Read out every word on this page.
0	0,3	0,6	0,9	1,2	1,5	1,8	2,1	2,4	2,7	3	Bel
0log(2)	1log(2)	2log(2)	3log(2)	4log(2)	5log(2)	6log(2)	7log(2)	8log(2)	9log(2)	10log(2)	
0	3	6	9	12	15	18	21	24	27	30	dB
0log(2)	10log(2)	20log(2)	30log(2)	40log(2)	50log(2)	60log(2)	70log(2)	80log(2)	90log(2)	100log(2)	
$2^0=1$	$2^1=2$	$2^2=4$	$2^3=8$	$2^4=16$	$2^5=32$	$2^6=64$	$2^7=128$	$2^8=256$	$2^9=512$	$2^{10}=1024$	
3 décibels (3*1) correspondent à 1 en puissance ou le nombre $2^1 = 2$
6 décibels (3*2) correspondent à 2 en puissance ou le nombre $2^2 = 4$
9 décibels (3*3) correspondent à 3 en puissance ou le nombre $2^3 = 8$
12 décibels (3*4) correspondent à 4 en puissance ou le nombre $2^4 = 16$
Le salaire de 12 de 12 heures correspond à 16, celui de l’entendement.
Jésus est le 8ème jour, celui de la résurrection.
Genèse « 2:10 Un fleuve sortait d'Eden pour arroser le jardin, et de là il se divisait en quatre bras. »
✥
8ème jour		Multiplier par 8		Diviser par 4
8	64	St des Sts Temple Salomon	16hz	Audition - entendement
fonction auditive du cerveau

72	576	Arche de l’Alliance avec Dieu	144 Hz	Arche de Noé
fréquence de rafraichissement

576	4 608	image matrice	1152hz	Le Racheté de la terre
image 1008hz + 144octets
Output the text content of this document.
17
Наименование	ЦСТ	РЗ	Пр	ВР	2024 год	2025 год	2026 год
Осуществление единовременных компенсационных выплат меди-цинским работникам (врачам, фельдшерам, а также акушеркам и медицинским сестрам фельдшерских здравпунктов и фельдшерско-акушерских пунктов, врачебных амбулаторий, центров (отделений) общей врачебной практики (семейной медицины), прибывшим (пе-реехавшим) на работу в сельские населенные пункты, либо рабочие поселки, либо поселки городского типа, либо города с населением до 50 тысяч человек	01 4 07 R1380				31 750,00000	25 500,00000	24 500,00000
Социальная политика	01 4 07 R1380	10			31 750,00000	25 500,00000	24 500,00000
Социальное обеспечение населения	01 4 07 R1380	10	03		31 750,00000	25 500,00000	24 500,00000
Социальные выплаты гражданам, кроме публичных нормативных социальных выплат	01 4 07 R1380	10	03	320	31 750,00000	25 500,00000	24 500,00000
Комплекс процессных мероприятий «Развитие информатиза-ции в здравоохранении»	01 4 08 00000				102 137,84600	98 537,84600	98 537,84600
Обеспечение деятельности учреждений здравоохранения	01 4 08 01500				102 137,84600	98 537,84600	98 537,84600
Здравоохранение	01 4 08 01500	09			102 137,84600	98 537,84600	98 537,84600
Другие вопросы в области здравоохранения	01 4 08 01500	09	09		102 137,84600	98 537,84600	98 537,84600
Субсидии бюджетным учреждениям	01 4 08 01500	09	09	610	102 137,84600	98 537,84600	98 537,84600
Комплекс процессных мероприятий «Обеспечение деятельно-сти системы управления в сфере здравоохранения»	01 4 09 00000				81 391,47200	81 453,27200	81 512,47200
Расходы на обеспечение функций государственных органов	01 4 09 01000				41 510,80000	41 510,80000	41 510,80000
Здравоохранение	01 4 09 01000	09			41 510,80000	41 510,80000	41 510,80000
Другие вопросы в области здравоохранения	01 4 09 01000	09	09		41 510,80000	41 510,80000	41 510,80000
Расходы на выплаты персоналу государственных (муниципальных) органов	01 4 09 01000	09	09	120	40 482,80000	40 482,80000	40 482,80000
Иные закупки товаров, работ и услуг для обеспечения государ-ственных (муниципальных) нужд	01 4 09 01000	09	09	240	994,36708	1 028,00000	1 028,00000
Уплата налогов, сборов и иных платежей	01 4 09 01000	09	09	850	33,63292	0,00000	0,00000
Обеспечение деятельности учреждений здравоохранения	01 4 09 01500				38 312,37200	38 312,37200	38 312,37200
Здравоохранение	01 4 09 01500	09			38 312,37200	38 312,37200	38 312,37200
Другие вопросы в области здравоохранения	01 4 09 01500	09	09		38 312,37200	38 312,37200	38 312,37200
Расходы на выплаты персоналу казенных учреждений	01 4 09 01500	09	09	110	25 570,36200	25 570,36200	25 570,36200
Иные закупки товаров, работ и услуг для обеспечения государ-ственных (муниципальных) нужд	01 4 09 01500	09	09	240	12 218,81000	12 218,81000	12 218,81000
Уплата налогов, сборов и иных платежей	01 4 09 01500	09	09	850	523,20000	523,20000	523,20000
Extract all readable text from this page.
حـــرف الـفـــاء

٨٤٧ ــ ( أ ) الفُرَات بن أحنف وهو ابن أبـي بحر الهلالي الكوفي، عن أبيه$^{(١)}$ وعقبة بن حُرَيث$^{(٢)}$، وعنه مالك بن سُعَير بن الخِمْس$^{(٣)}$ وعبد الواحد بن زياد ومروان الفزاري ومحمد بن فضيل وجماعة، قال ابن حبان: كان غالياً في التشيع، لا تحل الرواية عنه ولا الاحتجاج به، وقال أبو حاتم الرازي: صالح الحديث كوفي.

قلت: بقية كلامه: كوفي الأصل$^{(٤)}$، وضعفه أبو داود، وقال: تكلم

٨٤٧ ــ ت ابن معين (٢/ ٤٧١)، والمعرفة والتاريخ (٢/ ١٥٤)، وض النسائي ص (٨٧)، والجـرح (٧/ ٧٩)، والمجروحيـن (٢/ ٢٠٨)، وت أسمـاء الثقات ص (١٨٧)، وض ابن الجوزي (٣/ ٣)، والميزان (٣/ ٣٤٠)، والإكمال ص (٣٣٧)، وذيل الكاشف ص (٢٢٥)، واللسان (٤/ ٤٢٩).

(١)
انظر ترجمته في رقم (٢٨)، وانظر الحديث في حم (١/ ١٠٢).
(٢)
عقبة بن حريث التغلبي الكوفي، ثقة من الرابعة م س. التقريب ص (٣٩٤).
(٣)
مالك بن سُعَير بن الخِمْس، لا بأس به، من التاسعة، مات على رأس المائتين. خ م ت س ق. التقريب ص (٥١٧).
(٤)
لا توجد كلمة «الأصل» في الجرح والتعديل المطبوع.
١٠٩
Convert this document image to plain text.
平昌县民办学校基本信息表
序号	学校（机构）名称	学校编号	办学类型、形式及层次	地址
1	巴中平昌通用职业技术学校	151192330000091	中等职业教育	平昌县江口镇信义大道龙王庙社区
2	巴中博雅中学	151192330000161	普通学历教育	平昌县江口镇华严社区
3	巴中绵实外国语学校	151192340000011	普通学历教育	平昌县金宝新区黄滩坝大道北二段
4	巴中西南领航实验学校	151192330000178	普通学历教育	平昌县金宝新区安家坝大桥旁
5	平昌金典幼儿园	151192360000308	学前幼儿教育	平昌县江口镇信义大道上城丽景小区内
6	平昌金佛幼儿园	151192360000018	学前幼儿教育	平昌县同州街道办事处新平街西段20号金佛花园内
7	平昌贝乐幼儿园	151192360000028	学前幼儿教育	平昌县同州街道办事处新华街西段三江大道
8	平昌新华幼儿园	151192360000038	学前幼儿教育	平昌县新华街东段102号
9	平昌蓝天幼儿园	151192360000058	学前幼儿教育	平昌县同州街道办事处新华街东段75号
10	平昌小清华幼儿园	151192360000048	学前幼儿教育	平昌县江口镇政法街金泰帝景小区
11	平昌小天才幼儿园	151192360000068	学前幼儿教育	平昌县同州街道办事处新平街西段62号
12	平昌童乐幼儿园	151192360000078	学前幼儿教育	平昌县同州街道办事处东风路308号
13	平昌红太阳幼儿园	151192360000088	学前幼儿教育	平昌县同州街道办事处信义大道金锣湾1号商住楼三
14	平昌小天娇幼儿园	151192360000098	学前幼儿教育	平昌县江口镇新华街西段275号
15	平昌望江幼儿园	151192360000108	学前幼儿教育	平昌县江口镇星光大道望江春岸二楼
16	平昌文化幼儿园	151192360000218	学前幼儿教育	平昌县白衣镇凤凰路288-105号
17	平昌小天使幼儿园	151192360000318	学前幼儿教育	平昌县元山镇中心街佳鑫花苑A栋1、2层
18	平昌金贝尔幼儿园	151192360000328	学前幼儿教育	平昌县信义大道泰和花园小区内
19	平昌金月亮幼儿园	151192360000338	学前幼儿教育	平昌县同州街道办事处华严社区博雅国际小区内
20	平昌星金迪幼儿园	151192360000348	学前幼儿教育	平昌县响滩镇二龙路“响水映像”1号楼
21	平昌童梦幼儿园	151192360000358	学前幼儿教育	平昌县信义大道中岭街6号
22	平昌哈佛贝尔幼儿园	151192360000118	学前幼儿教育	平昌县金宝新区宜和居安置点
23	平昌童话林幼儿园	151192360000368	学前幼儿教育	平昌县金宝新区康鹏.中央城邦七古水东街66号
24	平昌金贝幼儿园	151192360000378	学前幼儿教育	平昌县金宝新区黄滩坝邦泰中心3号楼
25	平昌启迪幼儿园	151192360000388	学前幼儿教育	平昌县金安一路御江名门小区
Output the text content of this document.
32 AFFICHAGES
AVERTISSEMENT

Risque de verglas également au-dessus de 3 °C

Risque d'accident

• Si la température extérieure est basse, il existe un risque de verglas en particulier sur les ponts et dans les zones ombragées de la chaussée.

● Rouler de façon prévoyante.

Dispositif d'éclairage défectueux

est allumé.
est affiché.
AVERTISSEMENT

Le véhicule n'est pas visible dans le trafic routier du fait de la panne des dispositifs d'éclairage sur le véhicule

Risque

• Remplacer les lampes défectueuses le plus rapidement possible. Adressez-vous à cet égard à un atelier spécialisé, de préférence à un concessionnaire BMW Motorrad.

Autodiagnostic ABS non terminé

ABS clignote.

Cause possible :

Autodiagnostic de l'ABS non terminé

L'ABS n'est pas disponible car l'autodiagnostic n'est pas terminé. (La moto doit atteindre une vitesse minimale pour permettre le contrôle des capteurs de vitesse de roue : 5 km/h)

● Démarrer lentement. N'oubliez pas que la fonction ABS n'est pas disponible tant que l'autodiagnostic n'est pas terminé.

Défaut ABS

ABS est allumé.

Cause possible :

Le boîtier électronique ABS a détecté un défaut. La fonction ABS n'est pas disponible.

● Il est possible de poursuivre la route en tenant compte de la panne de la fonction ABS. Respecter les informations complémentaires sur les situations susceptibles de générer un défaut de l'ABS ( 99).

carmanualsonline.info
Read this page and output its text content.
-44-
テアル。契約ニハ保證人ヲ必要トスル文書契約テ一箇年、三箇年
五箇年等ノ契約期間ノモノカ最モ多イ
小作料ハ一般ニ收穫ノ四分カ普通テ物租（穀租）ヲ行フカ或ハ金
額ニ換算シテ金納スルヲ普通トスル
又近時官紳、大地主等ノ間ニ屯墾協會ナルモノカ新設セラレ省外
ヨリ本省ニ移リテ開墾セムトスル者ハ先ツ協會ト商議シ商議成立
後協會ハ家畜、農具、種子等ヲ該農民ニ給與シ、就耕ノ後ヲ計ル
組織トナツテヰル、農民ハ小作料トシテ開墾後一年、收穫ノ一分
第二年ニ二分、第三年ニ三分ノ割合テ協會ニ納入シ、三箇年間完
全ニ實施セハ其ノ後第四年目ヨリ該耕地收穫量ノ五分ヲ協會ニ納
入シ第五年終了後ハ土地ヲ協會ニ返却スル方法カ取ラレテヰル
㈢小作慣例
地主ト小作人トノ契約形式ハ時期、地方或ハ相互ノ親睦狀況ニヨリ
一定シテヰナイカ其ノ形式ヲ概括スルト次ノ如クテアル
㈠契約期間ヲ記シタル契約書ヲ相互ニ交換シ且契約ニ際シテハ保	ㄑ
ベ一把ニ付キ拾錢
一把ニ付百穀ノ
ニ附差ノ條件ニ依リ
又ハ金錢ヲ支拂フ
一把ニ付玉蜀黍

=======

**Objective**
Filter out all lines lacking the word "услуг" and copy the rest.

**In response**
Иные закупки товаров, работ и услуг для обеспечения государ-ственных (муниципальных) нужд	01 4 09 01000	09	09	240	994,36708	1 028,00000	1 028,00000
Иные закупки товаров, работ и услуг для обеспечения государ-ственных (муниципальных) нужд	01 4 09 01500	09	09	240	12 218,81000	12 218,81000	12 218,81000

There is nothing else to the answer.